* Task prompt
Locate the string "this" in the records below. Copy every line where it occurs.

* Provided data
===============

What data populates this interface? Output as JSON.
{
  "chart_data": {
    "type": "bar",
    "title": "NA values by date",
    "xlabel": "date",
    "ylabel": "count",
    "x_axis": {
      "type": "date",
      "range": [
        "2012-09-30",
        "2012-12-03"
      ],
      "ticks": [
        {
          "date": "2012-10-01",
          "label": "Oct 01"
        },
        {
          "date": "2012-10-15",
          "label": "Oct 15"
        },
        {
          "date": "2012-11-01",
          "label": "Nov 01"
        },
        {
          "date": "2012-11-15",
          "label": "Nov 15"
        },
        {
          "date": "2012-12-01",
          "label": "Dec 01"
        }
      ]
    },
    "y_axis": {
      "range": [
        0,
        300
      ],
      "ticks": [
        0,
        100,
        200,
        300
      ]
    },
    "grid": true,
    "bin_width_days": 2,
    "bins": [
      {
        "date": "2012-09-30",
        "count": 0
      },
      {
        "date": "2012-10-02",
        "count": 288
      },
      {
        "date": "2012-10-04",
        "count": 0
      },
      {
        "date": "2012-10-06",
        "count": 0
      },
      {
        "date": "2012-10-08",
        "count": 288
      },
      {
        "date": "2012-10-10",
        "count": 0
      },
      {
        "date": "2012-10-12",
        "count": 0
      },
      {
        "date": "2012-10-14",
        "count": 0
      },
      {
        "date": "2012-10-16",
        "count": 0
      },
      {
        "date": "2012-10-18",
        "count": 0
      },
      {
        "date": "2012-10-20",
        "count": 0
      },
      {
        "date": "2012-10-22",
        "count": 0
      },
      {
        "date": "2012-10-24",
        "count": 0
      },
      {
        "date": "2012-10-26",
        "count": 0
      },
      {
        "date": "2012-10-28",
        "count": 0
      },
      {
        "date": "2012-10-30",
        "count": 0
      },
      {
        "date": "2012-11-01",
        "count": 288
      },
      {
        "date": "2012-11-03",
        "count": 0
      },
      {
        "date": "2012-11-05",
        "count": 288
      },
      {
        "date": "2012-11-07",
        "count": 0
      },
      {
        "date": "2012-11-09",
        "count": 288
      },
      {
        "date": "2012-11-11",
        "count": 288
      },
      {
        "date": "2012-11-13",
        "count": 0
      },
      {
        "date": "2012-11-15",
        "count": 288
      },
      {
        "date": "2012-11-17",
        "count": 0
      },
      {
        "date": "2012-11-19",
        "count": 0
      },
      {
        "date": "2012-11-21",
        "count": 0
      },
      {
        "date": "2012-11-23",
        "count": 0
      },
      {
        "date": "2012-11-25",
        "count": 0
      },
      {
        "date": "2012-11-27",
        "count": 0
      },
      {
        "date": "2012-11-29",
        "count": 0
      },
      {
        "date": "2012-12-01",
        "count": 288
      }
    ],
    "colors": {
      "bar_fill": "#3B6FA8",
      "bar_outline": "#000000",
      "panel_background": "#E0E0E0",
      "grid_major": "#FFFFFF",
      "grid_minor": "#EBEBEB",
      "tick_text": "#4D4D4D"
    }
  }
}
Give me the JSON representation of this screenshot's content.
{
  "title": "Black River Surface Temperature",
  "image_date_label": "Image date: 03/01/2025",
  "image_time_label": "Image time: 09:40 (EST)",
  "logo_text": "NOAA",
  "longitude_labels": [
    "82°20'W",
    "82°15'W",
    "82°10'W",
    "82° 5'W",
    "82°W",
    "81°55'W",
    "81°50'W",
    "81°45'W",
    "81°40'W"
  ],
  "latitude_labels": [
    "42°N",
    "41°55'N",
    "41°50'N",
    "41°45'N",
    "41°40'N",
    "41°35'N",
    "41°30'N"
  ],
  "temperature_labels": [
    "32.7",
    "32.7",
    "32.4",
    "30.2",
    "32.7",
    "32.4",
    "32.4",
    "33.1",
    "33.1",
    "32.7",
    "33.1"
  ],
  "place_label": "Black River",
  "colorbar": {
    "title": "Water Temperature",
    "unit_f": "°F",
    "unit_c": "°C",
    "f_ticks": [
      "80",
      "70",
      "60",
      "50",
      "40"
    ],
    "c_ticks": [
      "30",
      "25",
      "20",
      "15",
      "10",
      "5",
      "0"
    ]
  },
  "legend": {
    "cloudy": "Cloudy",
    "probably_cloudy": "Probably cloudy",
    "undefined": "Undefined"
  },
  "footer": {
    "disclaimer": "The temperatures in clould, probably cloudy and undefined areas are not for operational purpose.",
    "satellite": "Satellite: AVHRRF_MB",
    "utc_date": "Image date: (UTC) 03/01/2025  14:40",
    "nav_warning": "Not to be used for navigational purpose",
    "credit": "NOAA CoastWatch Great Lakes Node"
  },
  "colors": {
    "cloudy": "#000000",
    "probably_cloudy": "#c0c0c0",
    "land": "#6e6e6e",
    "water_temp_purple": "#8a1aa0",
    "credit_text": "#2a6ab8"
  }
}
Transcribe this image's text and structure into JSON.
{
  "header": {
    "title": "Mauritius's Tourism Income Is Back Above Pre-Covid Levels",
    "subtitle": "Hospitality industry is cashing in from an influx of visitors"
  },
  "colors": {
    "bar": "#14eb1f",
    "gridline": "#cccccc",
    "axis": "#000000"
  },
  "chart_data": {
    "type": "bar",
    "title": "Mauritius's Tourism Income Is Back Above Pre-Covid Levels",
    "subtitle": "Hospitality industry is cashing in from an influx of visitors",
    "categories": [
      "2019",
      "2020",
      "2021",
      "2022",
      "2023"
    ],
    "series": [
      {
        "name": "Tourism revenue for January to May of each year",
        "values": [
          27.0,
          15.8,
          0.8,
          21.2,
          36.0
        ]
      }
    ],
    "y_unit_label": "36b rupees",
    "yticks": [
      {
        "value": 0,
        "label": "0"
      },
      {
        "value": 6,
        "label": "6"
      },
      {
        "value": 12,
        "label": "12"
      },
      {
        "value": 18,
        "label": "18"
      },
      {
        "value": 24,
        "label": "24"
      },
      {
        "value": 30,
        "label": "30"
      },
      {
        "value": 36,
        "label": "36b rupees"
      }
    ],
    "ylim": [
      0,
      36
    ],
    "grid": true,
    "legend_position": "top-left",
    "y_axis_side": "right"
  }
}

===============

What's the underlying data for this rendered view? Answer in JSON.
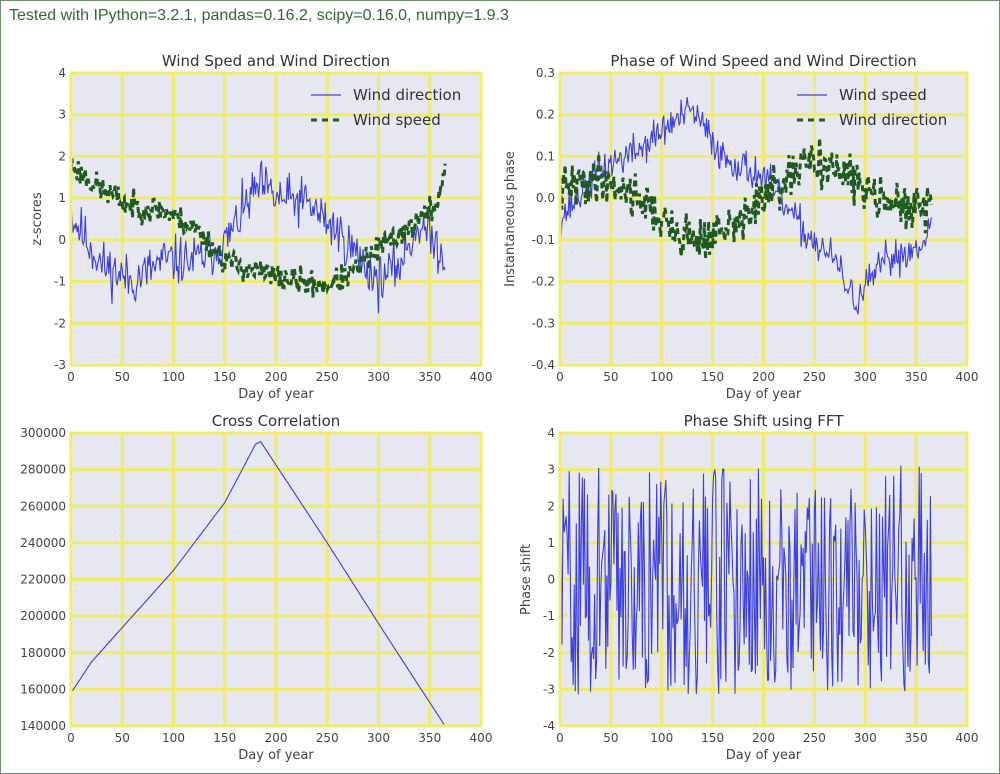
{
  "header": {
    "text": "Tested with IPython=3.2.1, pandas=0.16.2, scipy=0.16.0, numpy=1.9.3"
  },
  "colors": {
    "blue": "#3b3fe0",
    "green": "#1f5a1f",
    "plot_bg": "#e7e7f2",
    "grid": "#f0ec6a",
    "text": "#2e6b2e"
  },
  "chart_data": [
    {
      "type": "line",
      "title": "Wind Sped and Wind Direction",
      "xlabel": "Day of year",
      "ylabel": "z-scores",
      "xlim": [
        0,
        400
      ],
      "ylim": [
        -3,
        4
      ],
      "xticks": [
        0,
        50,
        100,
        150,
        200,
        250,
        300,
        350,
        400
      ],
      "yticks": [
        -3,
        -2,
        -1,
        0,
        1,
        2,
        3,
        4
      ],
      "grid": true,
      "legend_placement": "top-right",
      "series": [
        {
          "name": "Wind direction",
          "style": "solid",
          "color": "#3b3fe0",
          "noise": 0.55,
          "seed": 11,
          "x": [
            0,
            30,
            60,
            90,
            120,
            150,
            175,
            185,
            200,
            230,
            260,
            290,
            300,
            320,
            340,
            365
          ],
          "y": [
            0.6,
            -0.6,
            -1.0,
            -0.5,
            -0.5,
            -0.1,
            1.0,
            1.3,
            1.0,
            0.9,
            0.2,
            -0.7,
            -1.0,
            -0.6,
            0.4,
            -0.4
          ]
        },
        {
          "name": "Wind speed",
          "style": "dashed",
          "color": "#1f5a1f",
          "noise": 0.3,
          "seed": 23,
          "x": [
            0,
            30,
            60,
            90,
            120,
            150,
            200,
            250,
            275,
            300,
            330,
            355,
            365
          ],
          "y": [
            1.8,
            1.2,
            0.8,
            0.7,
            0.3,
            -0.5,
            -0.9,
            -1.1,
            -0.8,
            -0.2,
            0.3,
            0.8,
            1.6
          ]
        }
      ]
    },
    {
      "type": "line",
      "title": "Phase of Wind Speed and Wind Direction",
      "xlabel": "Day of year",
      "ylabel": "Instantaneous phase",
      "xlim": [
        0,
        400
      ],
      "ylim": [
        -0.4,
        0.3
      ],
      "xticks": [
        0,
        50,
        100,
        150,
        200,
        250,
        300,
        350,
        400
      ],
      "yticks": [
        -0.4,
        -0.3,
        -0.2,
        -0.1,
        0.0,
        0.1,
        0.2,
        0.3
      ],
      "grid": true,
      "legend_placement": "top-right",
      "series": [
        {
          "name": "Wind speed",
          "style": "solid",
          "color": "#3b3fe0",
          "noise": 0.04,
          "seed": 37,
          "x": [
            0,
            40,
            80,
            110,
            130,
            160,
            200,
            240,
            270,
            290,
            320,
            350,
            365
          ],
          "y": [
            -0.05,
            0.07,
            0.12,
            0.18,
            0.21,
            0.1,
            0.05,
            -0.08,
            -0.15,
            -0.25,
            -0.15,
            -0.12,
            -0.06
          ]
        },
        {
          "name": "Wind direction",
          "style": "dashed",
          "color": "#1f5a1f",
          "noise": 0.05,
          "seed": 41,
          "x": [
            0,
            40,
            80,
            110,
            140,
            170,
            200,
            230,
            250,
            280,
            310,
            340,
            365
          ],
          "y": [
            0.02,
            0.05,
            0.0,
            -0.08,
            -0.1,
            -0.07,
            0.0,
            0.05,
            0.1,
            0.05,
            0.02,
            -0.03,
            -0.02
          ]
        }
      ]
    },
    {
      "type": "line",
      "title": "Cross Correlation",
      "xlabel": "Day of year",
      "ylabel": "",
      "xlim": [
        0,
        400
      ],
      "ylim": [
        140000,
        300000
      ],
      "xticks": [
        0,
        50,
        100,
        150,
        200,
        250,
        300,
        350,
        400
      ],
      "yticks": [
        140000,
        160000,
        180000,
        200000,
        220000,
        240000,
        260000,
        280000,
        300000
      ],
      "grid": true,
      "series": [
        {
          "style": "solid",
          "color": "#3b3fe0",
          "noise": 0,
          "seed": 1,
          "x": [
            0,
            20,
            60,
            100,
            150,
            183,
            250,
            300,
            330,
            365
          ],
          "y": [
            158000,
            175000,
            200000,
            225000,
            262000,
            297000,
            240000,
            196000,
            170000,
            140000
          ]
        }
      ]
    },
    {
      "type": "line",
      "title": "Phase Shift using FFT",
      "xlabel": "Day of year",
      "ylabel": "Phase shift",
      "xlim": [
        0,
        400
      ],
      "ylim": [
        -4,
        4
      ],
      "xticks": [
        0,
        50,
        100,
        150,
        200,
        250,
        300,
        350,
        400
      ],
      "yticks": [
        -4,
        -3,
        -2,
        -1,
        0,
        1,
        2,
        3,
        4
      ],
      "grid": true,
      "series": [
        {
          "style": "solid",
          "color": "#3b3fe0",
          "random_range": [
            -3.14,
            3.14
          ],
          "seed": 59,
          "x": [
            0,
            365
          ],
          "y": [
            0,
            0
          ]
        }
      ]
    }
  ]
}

===============

* Full solution
What data populates this interface? Output as JSON.
Give me the JSON representation of this screenshot's content.
Transcribe this image's text and structure into JSON.
What's the underlying data for this rendered view? Answer in JSON.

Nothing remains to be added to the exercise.